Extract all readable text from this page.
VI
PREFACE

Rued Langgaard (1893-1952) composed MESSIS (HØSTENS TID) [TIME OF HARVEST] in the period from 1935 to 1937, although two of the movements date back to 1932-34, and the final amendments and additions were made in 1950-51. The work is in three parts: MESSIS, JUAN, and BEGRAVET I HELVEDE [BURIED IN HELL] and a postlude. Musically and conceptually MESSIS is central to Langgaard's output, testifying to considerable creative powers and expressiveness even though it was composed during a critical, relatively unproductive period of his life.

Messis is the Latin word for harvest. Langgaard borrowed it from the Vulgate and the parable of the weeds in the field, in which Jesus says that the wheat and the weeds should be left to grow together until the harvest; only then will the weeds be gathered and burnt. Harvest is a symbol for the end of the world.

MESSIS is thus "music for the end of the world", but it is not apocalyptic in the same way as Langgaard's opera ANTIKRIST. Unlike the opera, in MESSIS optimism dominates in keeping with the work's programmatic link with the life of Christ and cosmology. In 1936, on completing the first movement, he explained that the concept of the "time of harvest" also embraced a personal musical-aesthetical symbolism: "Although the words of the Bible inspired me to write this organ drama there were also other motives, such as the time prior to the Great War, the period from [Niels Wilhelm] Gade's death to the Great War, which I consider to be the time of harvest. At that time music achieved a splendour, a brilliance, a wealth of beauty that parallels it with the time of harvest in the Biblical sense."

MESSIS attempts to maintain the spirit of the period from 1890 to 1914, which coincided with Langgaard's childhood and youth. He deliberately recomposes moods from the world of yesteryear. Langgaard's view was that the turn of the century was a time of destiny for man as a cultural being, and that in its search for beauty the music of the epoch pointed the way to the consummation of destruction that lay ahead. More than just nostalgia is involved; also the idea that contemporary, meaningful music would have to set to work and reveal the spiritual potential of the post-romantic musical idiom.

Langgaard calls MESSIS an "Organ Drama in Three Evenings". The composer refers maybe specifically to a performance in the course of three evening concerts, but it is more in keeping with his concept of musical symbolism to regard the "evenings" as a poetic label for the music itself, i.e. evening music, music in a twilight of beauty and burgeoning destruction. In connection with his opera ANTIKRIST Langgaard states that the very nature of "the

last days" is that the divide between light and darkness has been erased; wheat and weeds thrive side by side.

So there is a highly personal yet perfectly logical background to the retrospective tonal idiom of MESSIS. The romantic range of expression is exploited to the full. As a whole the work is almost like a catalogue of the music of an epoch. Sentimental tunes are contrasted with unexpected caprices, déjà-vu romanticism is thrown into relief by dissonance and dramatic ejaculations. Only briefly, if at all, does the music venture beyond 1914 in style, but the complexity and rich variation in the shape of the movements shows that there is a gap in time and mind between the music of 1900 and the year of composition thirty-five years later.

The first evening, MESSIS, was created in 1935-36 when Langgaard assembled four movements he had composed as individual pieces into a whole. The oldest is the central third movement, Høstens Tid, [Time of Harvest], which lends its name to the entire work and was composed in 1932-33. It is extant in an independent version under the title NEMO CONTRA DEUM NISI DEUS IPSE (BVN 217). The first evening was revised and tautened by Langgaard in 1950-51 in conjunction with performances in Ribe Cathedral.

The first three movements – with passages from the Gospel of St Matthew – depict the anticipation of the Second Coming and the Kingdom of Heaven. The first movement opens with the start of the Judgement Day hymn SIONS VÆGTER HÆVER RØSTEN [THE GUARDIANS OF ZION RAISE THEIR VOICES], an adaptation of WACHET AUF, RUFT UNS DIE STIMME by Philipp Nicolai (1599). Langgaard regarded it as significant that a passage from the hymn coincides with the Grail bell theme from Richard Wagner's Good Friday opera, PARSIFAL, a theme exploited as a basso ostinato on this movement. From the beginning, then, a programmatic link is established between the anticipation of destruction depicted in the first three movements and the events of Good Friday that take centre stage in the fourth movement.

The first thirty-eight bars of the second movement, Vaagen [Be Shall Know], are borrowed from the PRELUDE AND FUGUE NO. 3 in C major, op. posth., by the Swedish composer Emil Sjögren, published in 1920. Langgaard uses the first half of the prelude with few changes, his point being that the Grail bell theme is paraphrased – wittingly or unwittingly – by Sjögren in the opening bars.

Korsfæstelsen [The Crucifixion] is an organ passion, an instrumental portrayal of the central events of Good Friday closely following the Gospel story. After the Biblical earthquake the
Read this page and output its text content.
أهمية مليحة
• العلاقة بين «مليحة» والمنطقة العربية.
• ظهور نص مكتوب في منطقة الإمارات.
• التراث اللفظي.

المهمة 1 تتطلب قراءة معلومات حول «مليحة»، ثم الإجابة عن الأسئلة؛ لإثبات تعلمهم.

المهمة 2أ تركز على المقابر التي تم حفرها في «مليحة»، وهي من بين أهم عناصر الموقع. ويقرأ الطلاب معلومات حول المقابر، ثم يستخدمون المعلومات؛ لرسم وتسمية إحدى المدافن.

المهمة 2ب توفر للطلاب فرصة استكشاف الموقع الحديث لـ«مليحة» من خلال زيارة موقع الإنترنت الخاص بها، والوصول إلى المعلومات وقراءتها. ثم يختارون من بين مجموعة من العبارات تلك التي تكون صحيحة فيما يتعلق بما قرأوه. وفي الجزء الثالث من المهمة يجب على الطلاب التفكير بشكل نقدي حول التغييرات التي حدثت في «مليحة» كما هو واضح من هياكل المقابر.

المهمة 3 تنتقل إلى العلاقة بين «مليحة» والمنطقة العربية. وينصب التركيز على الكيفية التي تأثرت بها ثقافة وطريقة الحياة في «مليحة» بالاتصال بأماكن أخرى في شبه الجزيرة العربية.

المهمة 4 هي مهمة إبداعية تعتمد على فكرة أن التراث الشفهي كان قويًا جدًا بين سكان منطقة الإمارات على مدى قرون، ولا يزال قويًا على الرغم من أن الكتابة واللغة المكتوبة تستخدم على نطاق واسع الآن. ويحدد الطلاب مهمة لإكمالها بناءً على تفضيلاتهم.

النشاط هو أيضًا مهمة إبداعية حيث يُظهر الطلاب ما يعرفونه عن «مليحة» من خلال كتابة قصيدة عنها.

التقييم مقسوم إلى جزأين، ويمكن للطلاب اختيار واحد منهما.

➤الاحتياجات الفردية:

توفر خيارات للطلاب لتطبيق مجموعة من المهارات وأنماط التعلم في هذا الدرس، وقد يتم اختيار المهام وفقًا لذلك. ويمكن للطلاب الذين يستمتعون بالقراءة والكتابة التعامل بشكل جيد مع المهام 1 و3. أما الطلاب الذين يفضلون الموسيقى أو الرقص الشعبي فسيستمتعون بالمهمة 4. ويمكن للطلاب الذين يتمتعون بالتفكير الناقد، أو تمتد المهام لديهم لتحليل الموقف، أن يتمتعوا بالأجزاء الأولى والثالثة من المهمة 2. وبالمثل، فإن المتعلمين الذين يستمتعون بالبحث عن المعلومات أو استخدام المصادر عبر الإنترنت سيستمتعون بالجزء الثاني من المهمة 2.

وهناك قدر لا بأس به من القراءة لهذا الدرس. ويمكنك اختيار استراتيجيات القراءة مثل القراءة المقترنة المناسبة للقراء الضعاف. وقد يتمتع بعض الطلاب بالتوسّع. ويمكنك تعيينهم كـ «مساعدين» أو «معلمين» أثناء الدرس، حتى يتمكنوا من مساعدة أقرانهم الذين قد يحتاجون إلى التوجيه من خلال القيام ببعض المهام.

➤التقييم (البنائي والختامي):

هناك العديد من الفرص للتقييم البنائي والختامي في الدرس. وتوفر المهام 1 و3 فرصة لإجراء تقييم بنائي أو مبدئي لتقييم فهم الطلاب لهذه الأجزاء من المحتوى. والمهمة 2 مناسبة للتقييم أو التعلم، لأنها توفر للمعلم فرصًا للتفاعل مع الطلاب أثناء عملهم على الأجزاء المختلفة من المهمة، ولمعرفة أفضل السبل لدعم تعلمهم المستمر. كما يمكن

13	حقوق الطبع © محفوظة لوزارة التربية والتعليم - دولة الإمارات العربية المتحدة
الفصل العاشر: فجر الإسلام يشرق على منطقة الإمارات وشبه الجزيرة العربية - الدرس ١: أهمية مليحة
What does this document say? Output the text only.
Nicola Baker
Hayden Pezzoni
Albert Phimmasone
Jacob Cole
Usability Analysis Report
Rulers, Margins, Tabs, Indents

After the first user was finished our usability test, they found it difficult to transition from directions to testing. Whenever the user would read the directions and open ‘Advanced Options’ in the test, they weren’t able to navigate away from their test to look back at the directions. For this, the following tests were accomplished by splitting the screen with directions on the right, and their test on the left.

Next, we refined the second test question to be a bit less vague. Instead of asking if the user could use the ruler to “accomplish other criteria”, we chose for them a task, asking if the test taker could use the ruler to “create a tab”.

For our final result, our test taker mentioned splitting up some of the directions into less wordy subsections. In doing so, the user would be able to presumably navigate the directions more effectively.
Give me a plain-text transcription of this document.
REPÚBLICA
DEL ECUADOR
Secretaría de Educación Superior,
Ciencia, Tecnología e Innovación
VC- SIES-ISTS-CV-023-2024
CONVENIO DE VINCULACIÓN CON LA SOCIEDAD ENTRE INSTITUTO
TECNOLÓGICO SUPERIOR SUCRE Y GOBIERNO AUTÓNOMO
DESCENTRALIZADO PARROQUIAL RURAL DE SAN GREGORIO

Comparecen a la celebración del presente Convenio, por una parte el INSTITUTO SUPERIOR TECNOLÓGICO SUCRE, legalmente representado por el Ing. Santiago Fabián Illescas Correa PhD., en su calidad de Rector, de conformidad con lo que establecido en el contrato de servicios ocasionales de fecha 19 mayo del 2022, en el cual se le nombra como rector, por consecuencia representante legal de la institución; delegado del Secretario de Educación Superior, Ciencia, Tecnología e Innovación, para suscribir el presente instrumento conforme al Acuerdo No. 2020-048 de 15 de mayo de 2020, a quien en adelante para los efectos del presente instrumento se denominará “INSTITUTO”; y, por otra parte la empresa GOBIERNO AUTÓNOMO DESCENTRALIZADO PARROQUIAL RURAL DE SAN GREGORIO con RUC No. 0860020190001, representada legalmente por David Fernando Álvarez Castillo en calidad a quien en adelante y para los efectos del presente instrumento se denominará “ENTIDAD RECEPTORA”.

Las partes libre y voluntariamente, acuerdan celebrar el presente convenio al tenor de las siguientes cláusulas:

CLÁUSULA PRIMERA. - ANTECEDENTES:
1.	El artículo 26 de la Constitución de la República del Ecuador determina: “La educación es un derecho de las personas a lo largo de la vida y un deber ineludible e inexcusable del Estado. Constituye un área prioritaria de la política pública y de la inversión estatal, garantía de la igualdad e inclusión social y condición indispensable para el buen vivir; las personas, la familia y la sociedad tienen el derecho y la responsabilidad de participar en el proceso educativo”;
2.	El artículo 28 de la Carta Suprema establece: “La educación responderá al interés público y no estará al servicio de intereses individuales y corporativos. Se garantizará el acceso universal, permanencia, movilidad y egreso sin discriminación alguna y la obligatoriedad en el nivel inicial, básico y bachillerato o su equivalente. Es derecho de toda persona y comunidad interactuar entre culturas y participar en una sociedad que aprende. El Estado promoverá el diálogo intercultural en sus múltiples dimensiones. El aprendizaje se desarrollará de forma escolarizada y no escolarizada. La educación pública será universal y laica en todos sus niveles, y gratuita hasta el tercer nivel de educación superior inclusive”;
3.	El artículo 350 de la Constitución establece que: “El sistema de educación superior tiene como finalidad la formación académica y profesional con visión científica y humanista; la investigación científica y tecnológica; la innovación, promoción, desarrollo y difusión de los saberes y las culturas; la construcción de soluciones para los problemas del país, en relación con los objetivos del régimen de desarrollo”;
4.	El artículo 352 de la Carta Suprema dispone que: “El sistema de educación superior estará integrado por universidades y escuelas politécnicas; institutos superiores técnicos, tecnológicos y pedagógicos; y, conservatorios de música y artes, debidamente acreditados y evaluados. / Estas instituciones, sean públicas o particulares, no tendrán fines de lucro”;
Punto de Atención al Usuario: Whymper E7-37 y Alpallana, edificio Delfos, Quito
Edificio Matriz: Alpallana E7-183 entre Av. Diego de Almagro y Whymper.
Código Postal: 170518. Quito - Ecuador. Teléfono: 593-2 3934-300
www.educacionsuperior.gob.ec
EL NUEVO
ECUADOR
══════════════════════════════
Task instructions:
Return each line in the records that holds the string "الجزيرة".

Complete answer:
المهمة 3 تنتقل إلى العلاقة بين «مليحة» والمنطقة العربية. وينصب التركيز على الكيفية التي تأثرت بها ثقافة وطريقة الحياة في «مليحة» بالاتصال بأماكن أخرى في شبه الجزيرة العربية.
الفصل العاشر: فجر الإسلام يشرق على منطقة الإمارات وشبه الجزيرة العربية - الدرس ١: أهمية مليحة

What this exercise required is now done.